Extracted data entries:
>> BEGIN

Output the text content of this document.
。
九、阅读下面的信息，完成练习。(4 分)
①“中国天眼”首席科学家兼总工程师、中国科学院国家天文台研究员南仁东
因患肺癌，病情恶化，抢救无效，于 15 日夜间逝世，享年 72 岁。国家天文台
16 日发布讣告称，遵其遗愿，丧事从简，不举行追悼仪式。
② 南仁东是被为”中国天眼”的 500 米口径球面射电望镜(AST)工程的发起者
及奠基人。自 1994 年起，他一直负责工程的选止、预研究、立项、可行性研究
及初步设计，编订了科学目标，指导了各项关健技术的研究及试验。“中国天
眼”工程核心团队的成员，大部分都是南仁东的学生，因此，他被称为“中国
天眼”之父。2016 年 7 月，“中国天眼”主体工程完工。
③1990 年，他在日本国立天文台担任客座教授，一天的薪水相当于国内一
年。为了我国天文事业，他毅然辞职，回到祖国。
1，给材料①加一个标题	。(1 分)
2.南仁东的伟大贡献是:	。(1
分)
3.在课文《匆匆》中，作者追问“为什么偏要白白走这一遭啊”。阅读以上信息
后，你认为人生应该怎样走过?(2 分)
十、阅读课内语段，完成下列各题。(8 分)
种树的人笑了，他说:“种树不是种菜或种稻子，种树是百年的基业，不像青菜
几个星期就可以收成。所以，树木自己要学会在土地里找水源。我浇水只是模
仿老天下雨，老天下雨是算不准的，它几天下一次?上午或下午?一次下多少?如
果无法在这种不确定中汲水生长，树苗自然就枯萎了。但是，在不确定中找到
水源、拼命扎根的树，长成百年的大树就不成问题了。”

>> END

▶ [EXERCISE AIM]
Nothing in the listing may be changed; retype it all exactly.

▶ [THE SOLUTION]
Output the text content of this document.
。
九、阅读下面的信息，完成练习。(4 分)
①“中国天眼”首席科学家兼总工程师、中国科学院国家天文台研究员南仁东
因患肺癌，病情恶化，抢救无效，于 15 日夜间逝世，享年 72 岁。国家天文台
16 日发布讣告称，遵其遗愿，丧事从简，不举行追悼仪式。
② 南仁东是被为”中国天眼”的 500 米口径球面射电望镜(AST)工程的发起者
及奠基人。自 1994 年起，他一直负责工程的选止、预研究、立项、可行性研究
及初步设计，编订了科学目标，指导了各项关健技术的研究及试验。“中国天
眼”工程核心团队的成员，大部分都是南仁东的学生，因此，他被称为“中国
天眼”之父。2016 年 7 月，“中国天眼”主体工程完工。
③1990 年，他在日本国立天文台担任客座教授，一天的薪水相当于国内一
年。为了我国天文事业，他毅然辞职，回到祖国。
1，给材料①加一个标题	。(1 分)
2.南仁东的伟大贡献是:	。(1
分)
3.在课文《匆匆》中，作者追问“为什么偏要白白走这一遭啊”。阅读以上信息
后，你认为人生应该怎样走过?(2 分)
十、阅读课内语段，完成下列各题。(8 分)
种树的人笑了，他说:“种树不是种菜或种稻子，种树是百年的基业，不像青菜
几个星期就可以收成。所以，树木自己要学会在土地里找水源。我浇水只是模
仿老天下雨，老天下雨是算不准的，它几天下一次?上午或下午?一次下多少?如
果无法在这种不确定中汲水生长，树苗自然就枯萎了。但是，在不确定中找到
水源、拼命扎根的树，长成百年的大树就不成问题了。”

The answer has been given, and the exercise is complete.